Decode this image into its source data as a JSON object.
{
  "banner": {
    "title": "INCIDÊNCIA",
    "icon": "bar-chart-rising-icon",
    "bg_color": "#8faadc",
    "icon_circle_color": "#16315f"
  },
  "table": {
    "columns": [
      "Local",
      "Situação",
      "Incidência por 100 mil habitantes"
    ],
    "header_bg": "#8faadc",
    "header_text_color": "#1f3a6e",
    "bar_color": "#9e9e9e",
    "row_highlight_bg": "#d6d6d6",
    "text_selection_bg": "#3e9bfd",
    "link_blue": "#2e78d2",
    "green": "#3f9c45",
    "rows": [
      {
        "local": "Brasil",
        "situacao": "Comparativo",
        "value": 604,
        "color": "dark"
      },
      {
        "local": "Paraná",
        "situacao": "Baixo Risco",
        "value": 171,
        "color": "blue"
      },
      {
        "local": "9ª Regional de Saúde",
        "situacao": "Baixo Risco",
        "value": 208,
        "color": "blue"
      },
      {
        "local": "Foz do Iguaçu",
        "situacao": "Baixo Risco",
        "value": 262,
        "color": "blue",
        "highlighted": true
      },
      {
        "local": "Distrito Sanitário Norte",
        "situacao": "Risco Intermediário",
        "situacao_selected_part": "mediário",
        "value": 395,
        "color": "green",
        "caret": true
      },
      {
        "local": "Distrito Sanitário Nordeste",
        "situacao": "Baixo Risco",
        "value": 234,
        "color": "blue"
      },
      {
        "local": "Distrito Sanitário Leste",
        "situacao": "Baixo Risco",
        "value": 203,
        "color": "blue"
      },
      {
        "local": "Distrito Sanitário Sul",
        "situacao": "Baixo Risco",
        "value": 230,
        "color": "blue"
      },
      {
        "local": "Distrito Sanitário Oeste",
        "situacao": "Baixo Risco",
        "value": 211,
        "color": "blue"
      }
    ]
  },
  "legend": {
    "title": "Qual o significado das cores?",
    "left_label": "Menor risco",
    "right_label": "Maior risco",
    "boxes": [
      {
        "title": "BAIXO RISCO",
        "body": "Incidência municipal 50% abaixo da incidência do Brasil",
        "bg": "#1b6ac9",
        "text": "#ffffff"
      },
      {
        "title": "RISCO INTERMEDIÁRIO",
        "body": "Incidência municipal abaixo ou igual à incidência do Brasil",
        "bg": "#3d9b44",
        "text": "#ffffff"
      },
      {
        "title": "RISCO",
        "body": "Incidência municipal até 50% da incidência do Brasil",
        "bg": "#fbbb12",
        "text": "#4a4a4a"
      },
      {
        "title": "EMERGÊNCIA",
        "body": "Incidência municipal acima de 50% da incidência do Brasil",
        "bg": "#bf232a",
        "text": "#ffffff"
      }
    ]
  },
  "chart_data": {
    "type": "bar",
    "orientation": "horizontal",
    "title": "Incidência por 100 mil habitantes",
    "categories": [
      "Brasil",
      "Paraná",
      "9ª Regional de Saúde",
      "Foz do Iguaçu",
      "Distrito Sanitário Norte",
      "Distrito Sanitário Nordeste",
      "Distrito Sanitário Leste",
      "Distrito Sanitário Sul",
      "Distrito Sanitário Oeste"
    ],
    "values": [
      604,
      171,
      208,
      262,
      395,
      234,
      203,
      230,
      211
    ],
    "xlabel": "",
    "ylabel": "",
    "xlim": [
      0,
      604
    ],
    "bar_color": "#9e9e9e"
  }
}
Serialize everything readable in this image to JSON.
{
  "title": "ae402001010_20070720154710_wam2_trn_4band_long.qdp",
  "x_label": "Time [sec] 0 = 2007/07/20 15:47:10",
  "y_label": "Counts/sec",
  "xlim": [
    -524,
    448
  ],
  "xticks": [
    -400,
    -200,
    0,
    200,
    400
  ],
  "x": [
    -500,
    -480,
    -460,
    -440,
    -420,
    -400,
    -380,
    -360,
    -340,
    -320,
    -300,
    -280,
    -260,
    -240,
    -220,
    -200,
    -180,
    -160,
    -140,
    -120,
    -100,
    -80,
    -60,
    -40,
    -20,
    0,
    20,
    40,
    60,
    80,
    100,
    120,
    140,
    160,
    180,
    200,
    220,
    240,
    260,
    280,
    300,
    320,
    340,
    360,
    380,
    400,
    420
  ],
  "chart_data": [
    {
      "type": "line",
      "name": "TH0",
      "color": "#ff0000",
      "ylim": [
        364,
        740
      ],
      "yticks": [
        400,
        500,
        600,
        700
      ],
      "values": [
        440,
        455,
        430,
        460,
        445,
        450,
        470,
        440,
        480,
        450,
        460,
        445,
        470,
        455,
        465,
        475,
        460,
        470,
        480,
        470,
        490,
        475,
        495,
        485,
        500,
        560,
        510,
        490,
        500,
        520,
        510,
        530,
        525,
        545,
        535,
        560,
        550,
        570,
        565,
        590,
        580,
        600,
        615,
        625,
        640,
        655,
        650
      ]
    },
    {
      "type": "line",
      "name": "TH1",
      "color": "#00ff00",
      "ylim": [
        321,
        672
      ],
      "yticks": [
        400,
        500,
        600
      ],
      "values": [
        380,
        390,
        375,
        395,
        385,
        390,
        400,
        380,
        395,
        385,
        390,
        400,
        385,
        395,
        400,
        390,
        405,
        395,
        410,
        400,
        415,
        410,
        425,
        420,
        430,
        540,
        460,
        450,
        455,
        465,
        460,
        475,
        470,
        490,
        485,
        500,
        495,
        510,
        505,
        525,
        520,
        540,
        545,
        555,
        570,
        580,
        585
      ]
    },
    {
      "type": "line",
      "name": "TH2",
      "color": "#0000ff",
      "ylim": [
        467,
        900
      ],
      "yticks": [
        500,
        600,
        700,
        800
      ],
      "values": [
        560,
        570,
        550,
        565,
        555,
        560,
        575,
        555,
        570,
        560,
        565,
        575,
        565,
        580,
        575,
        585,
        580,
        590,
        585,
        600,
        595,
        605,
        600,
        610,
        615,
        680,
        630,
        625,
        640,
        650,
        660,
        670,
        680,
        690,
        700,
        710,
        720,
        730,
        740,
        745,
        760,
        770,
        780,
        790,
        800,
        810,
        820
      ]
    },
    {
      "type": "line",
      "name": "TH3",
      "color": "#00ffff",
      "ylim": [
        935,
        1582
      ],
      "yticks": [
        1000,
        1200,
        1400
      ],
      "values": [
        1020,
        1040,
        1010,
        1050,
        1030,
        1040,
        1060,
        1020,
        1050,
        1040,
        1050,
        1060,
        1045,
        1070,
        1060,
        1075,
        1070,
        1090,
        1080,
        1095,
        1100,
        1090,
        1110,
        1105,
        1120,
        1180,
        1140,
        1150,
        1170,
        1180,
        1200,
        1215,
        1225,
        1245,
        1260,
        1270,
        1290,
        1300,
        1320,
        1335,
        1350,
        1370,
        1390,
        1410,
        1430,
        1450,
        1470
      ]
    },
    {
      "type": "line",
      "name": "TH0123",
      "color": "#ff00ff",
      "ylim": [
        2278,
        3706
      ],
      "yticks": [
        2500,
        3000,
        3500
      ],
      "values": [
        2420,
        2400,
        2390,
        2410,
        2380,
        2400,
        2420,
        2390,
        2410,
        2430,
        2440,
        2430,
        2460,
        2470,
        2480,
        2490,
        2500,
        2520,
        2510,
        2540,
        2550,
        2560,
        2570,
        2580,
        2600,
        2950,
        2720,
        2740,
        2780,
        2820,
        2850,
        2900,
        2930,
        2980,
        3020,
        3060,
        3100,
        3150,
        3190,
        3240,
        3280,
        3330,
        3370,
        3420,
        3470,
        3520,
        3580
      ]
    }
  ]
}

+++++

Objective> Copy out all lines from the material above that contain the string "Nordeste".

Solution for this task>
        "local": "Distrito Sanitário Nordeste",
      "Distrito Sanitário Nordeste",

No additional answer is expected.